╭─ Data supplied

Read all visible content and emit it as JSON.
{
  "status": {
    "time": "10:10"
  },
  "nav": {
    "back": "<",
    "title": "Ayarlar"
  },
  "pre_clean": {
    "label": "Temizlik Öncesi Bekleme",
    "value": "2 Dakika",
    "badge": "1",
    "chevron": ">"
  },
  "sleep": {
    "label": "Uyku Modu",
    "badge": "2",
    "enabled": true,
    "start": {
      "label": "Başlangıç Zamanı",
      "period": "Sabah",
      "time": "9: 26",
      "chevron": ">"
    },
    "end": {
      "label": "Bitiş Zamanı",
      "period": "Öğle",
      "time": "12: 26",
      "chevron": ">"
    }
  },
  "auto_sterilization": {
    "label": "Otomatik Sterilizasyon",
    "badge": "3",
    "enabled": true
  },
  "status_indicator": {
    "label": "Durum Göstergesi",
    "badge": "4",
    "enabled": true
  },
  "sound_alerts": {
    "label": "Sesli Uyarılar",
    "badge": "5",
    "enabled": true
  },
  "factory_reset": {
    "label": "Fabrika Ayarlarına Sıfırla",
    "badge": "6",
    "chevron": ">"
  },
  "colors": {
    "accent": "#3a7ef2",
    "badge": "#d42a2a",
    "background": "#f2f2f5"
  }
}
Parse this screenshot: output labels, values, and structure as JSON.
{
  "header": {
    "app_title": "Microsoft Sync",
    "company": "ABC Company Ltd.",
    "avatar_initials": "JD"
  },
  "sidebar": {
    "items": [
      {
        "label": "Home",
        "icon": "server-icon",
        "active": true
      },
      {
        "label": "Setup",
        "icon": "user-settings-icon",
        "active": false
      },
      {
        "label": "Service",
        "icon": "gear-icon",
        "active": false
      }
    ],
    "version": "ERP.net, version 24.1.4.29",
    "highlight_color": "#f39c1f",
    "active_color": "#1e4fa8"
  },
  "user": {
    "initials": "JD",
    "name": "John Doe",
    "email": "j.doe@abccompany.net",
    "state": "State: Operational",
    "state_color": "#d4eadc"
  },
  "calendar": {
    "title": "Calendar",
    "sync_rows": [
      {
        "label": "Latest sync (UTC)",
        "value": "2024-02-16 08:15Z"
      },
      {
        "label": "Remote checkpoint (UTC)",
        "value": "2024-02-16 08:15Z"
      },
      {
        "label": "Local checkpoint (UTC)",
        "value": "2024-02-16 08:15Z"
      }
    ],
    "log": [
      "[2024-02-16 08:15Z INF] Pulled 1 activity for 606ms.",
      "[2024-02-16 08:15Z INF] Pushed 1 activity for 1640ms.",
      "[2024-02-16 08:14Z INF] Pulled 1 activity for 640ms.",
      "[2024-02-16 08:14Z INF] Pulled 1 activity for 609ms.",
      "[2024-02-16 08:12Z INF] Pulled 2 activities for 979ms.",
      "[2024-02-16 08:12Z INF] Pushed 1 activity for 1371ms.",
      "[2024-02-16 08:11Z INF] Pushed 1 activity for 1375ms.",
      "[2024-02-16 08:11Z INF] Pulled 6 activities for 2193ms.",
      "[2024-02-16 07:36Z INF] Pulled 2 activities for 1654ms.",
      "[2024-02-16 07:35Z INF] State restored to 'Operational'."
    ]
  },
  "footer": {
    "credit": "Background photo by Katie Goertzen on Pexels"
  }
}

╰─

■ Brief ■
Exactly reproduce every line of the data above.

■ Result for this task ■
Read all visible content and emit it as JSON.
{
  "status": {
    "time": "10:10"
  },
  "nav": {
    "back": "<",
    "title": "Ayarlar"
  },
  "pre_clean": {
    "label": "Temizlik Öncesi Bekleme",
    "value": "2 Dakika",
    "badge": "1",
    "chevron": ">"
  },
  "sleep": {
    "label": "Uyku Modu",
    "badge": "2",
    "enabled": true,
    "start": {
      "label": "Başlangıç Zamanı",
      "period": "Sabah",
      "time": "9: 26",
      "chevron": ">"
    },
    "end": {
      "label": "Bitiş Zamanı",
      "period": "Öğle",
      "time": "12: 26",
      "chevron": ">"
    }
  },
  "auto_sterilization": {
    "label": "Otomatik Sterilizasyon",
    "badge": "3",
    "enabled": true
  },
  "status_indicator": {
    "label": "Durum Göstergesi",
    "badge": "4",
    "enabled": true
  },
  "sound_alerts": {
    "label": "Sesli Uyarılar",
    "badge": "5",
    "enabled": true
  },
  "factory_reset": {
    "label": "Fabrika Ayarlarına Sıfırla",
    "badge": "6",
    "chevron": ">"
  },
  "colors": {
    "accent": "#3a7ef2",
    "badge": "#d42a2a",
    "background": "#f2f2f5"
  }
}
Parse this screenshot: output labels, values, and structure as JSON.
{
  "header": {
    "app_title": "Microsoft Sync",
    "company": "ABC Company Ltd.",
    "avatar_initials": "JD"
  },
  "sidebar": {
    "items": [
      {
        "label": "Home",
        "icon": "server-icon",
        "active": true
      },
      {
        "label": "Setup",
        "icon": "user-settings-icon",
        "active": false
      },
      {
        "label": "Service",
        "icon": "gear-icon",
        "active": false
      }
    ],
    "version": "ERP.net, version 24.1.4.29",
    "highlight_color": "#f39c1f",
    "active_color": "#1e4fa8"
  },
  "user": {
    "initials": "JD",
    "name": "John Doe",
    "email": "j.doe@abccompany.net",
    "state": "State: Operational",
    "state_color": "#d4eadc"
  },
  "calendar": {
    "title": "Calendar",
    "sync_rows": [
      {
        "label": "Latest sync (UTC)",
        "value": "2024-02-16 08:15Z"
      },
      {
        "label": "Remote checkpoint (UTC)",
        "value": "2024-02-16 08:15Z"
      },
      {
        "label": "Local checkpoint (UTC)",
        "value": "2024-02-16 08:15Z"
      }
    ],
    "log": [
      "[2024-02-16 08:15Z INF] Pulled 1 activity for 606ms.",
      "[2024-02-16 08:15Z INF] Pushed 1 activity for 1640ms.",
      "[2024-02-16 08:14Z INF] Pulled 1 activity for 640ms.",
      "[2024-02-16 08:14Z INF] Pulled 1 activity for 609ms.",
      "[2024-02-16 08:12Z INF] Pulled 2 activities for 979ms.",
      "[2024-02-16 08:12Z INF] Pushed 1 activity for 1371ms.",
      "[2024-02-16 08:11Z INF] Pushed 1 activity for 1375ms.",
      "[2024-02-16 08:11Z INF] Pulled 6 activities for 2193ms.",
      "[2024-02-16 07:36Z INF] Pulled 2 activities for 1654ms.",
      "[2024-02-16 07:35Z INF] State restored to 'Operational'."
    ]
  },
  "footer": {
    "credit": "Background photo by Katie Goertzen on Pexels"
  }
}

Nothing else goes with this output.